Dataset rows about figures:
* * * * * * * * *

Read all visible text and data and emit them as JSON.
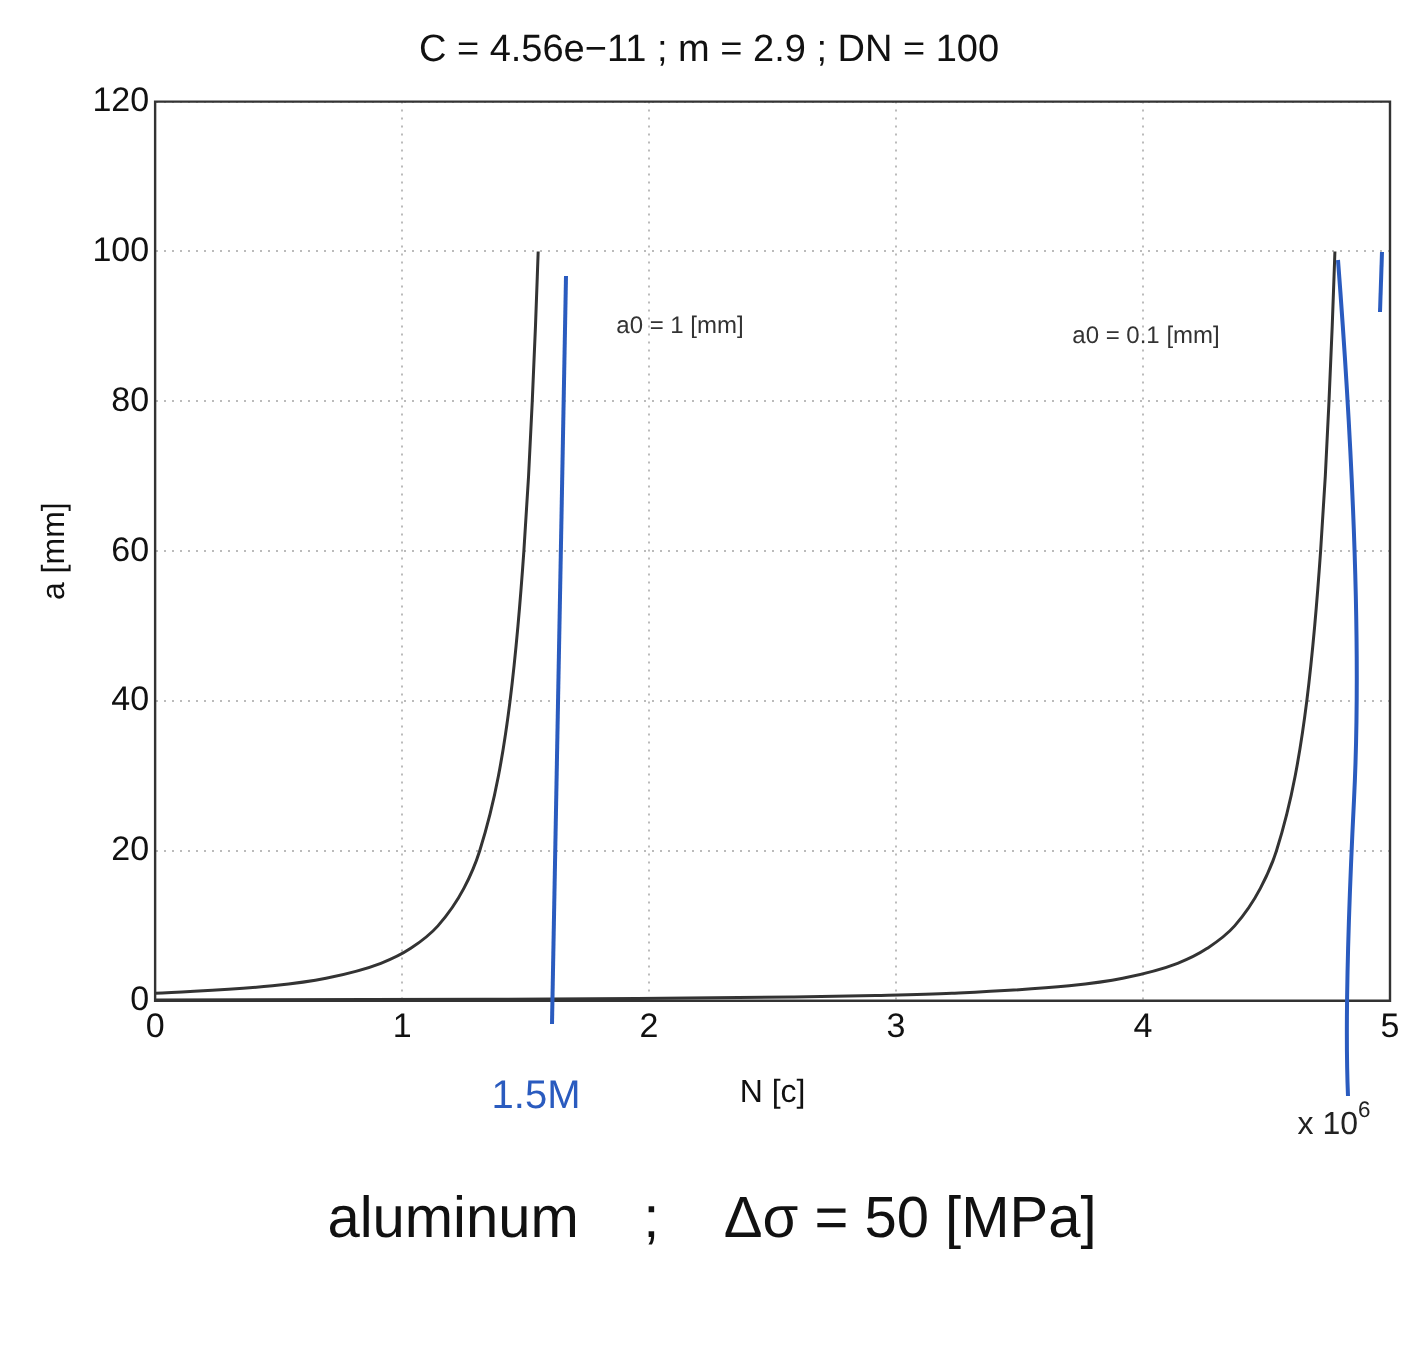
{
  "chart_data": {
    "type": "line",
    "title": "C = 4.56e−11 ; m = 2.9 ; DN = 100",
    "xlabel": "N [c]",
    "ylabel": "a [mm]",
    "xlim": [
      0,
      5
    ],
    "xticks": [
      0,
      1,
      2,
      3,
      4,
      5
    ],
    "ylim": [
      0,
      120
    ],
    "yticks": [
      0,
      20,
      40,
      60,
      80,
      100,
      120
    ],
    "grid": true,
    "legend": false,
    "marker": "none",
    "line_style": "solid",
    "series": [
      {
        "color": "#333333",
        "x": [
          0,
          0.475,
          0.692,
          0.914,
          1.035,
          1.145,
          1.25,
          1.314,
          1.39,
          1.437,
          1.469,
          1.493,
          1.512,
          1.527,
          1.54,
          1.551
        ],
        "values": [
          1,
          2,
          3,
          5,
          7,
          10,
          15,
          20,
          30,
          40,
          50,
          60,
          70,
          80,
          90,
          100
        ]
      },
      {
        "color": "#333333",
        "x": [
          0,
          1.339,
          1.951,
          2.577,
          2.918,
          3.226,
          3.701,
          3.918,
          4.14,
          4.26,
          4.371,
          4.475,
          4.54,
          4.616,
          4.663,
          4.695,
          4.719,
          4.738,
          4.753,
          4.766,
          4.777
        ],
        "values": [
          0.1,
          0.2,
          0.3,
          0.5,
          0.7,
          1,
          2,
          3,
          5,
          7,
          10,
          15,
          20,
          30,
          40,
          50,
          60,
          70,
          80,
          90,
          100
        ]
      }
    ],
    "annotations": [
      "a0 = 1 [mm]",
      "a0 = 0.1 [mm]",
      "x 10$^{6}$",
      "1.5M",
      "aluminum    ;    Δσ = 50 [MPa]"
    ]
  }
}
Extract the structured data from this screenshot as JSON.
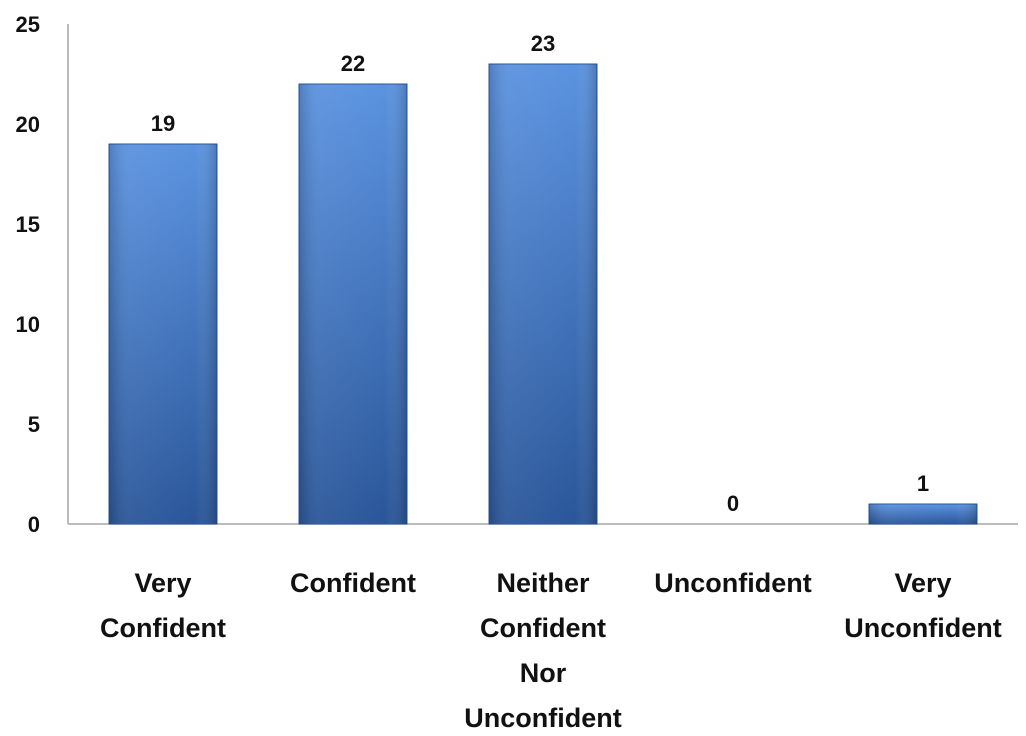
{
  "chart_data": {
    "type": "bar",
    "title": "",
    "xlabel": "",
    "ylabel": "",
    "categories": [
      [
        "Very",
        "Confident"
      ],
      [
        "Confident"
      ],
      [
        "Neither",
        "Confident",
        "Nor",
        "Unconfident"
      ],
      [
        "Unconfident"
      ],
      [
        "Very",
        "Unconfident"
      ]
    ],
    "values": [
      19,
      22,
      23,
      0,
      1
    ],
    "data_labels": [
      "19",
      "22",
      "23",
      "0",
      "1"
    ],
    "ylim": [
      0,
      25
    ],
    "yticks": [
      0,
      5,
      10,
      15,
      20,
      25
    ],
    "grid": false,
    "legend": "none",
    "bar_color": "#3a72c4",
    "bar_color_light": "#5b93e0",
    "bar_color_dark": "#2a5699"
  }
}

* * * * * * * * *

Each record should be quoted exactly, with the images omitted.

▶ [Task output]:
Read all visible text and data and emit them as JSON.
{
  "chart_data": {
    "type": "line",
    "title": "C = 4.56e−11 ; m = 2.9 ; DN = 100",
    "xlabel": "N [c]",
    "ylabel": "a [mm]",
    "xlim": [
      0,
      5
    ],
    "xticks": [
      0,
      1,
      2,
      3,
      4,
      5
    ],
    "ylim": [
      0,
      120
    ],
    "yticks": [
      0,
      20,
      40,
      60,
      80,
      100,
      120
    ],
    "grid": true,
    "legend": false,
    "marker": "none",
    "line_style": "solid",
    "series": [
      {
        "color": "#333333",
        "x": [
          0,
          0.475,
          0.692,
          0.914,
          1.035,
          1.145,
          1.25,
          1.314,
          1.39,
          1.437,
          1.469,
          1.493,
          1.512,
          1.527,
          1.54,
          1.551
        ],
        "values": [
          1,
          2,
          3,
          5,
          7,
          10,
          15,
          20,
          30,
          40,
          50,
          60,
          70,
          80,
          90,
          100
        ]
      },
      {
        "color": "#333333",
        "x": [
          0,
          1.339,
          1.951,
          2.577,
          2.918,
          3.226,
          3.701,
          3.918,
          4.14,
          4.26,
          4.371,
          4.475,
          4.54,
          4.616,
          4.663,
          4.695,
          4.719,
          4.738,
          4.753,
          4.766,
          4.777
        ],
        "values": [
          0.1,
          0.2,
          0.3,
          0.5,
          0.7,
          1,
          2,
          3,
          5,
          7,
          10,
          15,
          20,
          30,
          40,
          50,
          60,
          70,
          80,
          90,
          100
        ]
      }
    ],
    "annotations": [
      "a0 = 1 [mm]",
      "a0 = 0.1 [mm]",
      "x 10$^{6}$",
      "1.5M",
      "aluminum    ;    Δσ = 50 [MPa]"
    ]
  }
}
Extract the structured data from this screenshot as JSON.
{
  "chart_data": {
    "type": "bar",
    "title": "",
    "xlabel": "",
    "ylabel": "",
    "categories": [
      [
        "Very",
        "Confident"
      ],
      [
        "Confident"
      ],
      [
        "Neither",
        "Confident",
        "Nor",
        "Unconfident"
      ],
      [
        "Unconfident"
      ],
      [
        "Very",
        "Unconfident"
      ]
    ],
    "values": [
      19,
      22,
      23,
      0,
      1
    ],
    "data_labels": [
      "19",
      "22",
      "23",
      "0",
      "1"
    ],
    "ylim": [
      0,
      25
    ],
    "yticks": [
      0,
      5,
      10,
      15,
      20,
      25
    ],
    "grid": false,
    "legend": "none",
    "bar_color": "#3a72c4",
    "bar_color_light": "#5b93e0",
    "bar_color_dark": "#2a5699"
  }
}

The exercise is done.